# [Directions for this task]
For the entries that follow, tally the lines holding the string "AWGN". Give the total and nothing else.

Entries from a visual dataset:
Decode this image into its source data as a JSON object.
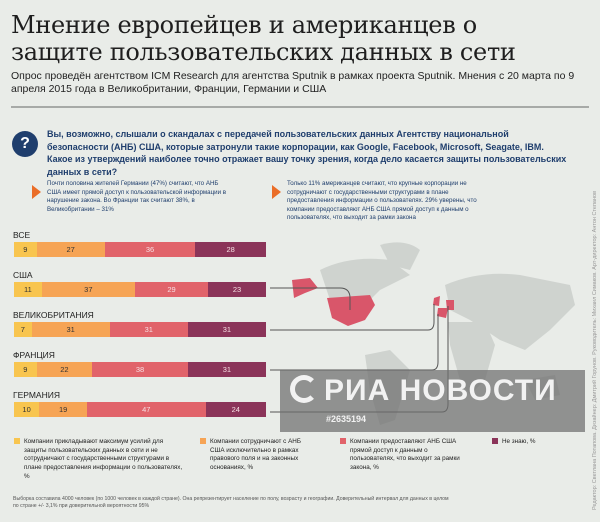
{
  "header": {
    "title": "Мнение европейцев и американцев о защите пользовательских данных в сети",
    "subtitle": "Опрос проведён агентством ICM Research для агентства Sputnik в рамках проекта Sputnik. Мнения с 20 марта по 9 апреля 2015 года в Великобритании, Франции, Германии и США"
  },
  "question": {
    "icon": "question-mark-icon",
    "icon_glyph": "?",
    "text": "Вы, возможно, слышали о скандалах с передачей пользовательских данных Агентству национальной безопасности (АНБ) США, которые затронули такие корпорации, как Google, Facebook, Microsoft, Seagate, IBM. Какое из утверждений наиболее точно отражает вашу точку зрения, когда дело касается защиты пользовательских данных в сети?"
  },
  "notes": [
    "Почти половина жителей Германии (47%) считают, что АНБ США имеет прямой доступ к пользовательской информации в нарушение закона. Во Франции так считают 38%, в Великобритании – 31%",
    "Только 11% американцев считают, что крупные корпорации не сотрудничают с государственными структурами в плане предоставления информации о пользователях. 29% уверены, что компании предоставляют АНБ США прямой доступ к данным о пользователях, что выходит за рамки закона"
  ],
  "chart_data": {
    "type": "bar",
    "orientation": "horizontal-stacked-100",
    "categories": [
      "ВСЕ",
      "США",
      "ВЕЛИКОБРИТАНИЯ",
      "ФРАНЦИЯ",
      "ГЕРМАНИЯ"
    ],
    "series": [
      {
        "name": "Компании прикладывают максимум усилий для защиты пользовательских данных в сети и не сотрудничают с государственными структурами в плане предоставления информации о пользователях, %",
        "color": "#f8c54f",
        "values": [
          9,
          11,
          7,
          9,
          10
        ]
      },
      {
        "name": "Компании сотрудничают с АНБ США исключительно в рамках правового поля и на законных основаниях, %",
        "color": "#f6a455",
        "values": [
          27,
          37,
          31,
          22,
          19
        ]
      },
      {
        "name": "Компании предоставляют АНБ США прямой доступ к данным о пользователях, что выходит за рамки закона, %",
        "color": "#e1636a",
        "values": [
          36,
          29,
          31,
          38,
          47
        ]
      },
      {
        "name": "Не знаю, %",
        "color": "#8b3459",
        "values": [
          28,
          23,
          31,
          31,
          24
        ]
      }
    ],
    "xlim": [
      0,
      100
    ],
    "legend": "bottom"
  },
  "watermark": {
    "logo": "РИА НОВОСТИ",
    "id": "#2635194"
  },
  "footnote": "Выборка составила 4000 человек (по 1000 человек в каждой стране). Она репрезентирует население по полу, возрасту и географии. Доверительный интервал для данных в целом по стране +/- 3,1% при доверительной вероятности 95%",
  "credits": "Редактор: Светлана Потапова. Дизайнер: Дмитрий Горунов. Руководитель: Михаил Симаков. Арт-директор: Антон Степанов",
  "colors": {
    "background": "#e9ece8",
    "accent": "#1f3e6d",
    "arrow": "#ea6d27",
    "map_land": "#cfd3cf",
    "map_highlight": "#d9566a"
  }
}
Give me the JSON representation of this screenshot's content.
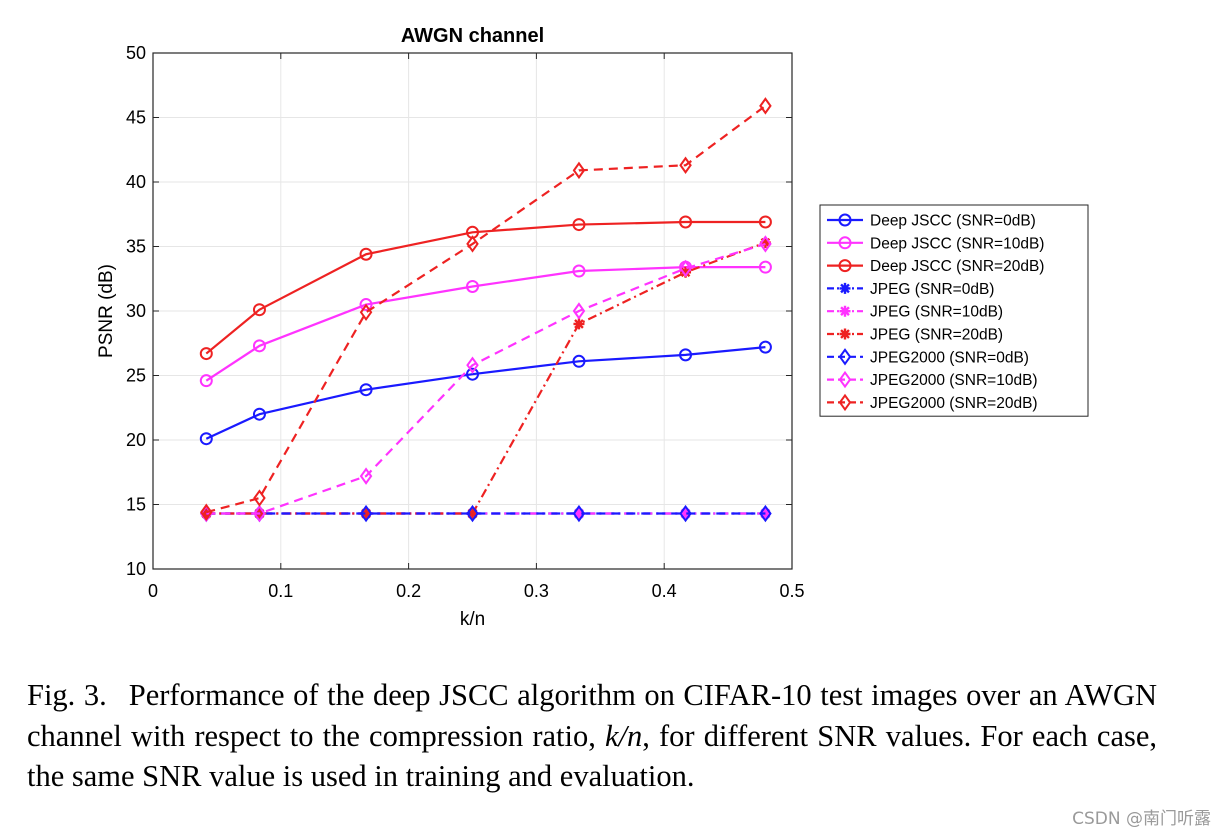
{
  "chart_data": {
    "type": "line",
    "title": "AWGN channel",
    "xlabel": "k/n",
    "ylabel": "PSNR (dB)",
    "xlim": [
      0,
      0.5
    ],
    "ylim": [
      10,
      50
    ],
    "xticks": [
      0,
      0.1,
      0.2,
      0.3,
      0.4,
      0.5
    ],
    "xtick_labels": [
      "0",
      "0.1",
      "0.2",
      "0.3",
      "0.4",
      "0.5"
    ],
    "yticks": [
      10,
      15,
      20,
      25,
      30,
      35,
      40,
      45,
      50
    ],
    "ytick_labels": [
      "10",
      "15",
      "20",
      "25",
      "30",
      "35",
      "40",
      "45",
      "50"
    ],
    "grid": true,
    "legend_position": "outside-right",
    "x": [
      0.0417,
      0.0833,
      0.1667,
      0.25,
      0.3333,
      0.4167,
      0.4792
    ],
    "series": [
      {
        "name": "Deep JSCC (SNR=0dB)",
        "color": "#1a1aff",
        "dash": "solid",
        "marker": "circle",
        "values": [
          20.1,
          22.0,
          23.9,
          25.1,
          26.1,
          26.6,
          27.2
        ]
      },
      {
        "name": "Deep JSCC (SNR=10dB)",
        "color": "#ff33ff",
        "dash": "solid",
        "marker": "circle",
        "values": [
          24.6,
          27.3,
          30.5,
          31.9,
          33.1,
          33.4,
          33.4
        ]
      },
      {
        "name": "Deep JSCC (SNR=20dB)",
        "color": "#ee2222",
        "dash": "solid",
        "marker": "circle",
        "values": [
          26.7,
          30.1,
          34.4,
          36.1,
          36.7,
          36.9,
          36.9
        ]
      },
      {
        "name": "JPEG (SNR=0dB)",
        "color": "#1a1aff",
        "dash": "dashdot",
        "marker": "star",
        "values": [
          14.3,
          14.3,
          14.3,
          14.3,
          14.3,
          14.3,
          14.3
        ]
      },
      {
        "name": "JPEG (SNR=10dB)",
        "color": "#ff33ff",
        "dash": "dashdot",
        "marker": "star",
        "values": [
          14.3,
          14.3,
          14.3,
          14.3,
          14.3,
          14.3,
          14.3
        ]
      },
      {
        "name": "JPEG (SNR=20dB)",
        "color": "#ee2222",
        "dash": "dashdot",
        "marker": "star",
        "values": [
          14.3,
          14.3,
          14.3,
          14.3,
          29.0,
          33.0,
          35.3
        ]
      },
      {
        "name": "JPEG2000 (SNR=0dB)",
        "color": "#1a1aff",
        "dash": "dashed",
        "marker": "diamond",
        "values": [
          14.3,
          14.3,
          14.3,
          14.3,
          14.3,
          14.3,
          14.3
        ]
      },
      {
        "name": "JPEG2000 (SNR=10dB)",
        "color": "#ff33ff",
        "dash": "dashed",
        "marker": "diamond",
        "values": [
          14.3,
          14.3,
          17.2,
          25.8,
          30.0,
          33.3,
          35.2
        ]
      },
      {
        "name": "JPEG2000 (SNR=20dB)",
        "color": "#ee2222",
        "dash": "dashed",
        "marker": "diamond",
        "values": [
          14.4,
          15.5,
          29.9,
          35.2,
          40.9,
          41.3,
          45.9
        ]
      }
    ]
  },
  "caption": {
    "label": "Fig. 3.",
    "text_before": "Performance of the deep JSCC algorithm on CIFAR-10 test images over an AWGN channel with respect to the compression ratio, ",
    "italic": "k/n",
    "text_after": ", for different SNR values. For each case, the same SNR value is used in training and evaluation."
  },
  "watermark": "CSDN @南门听露"
}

# [Answer to the task]
2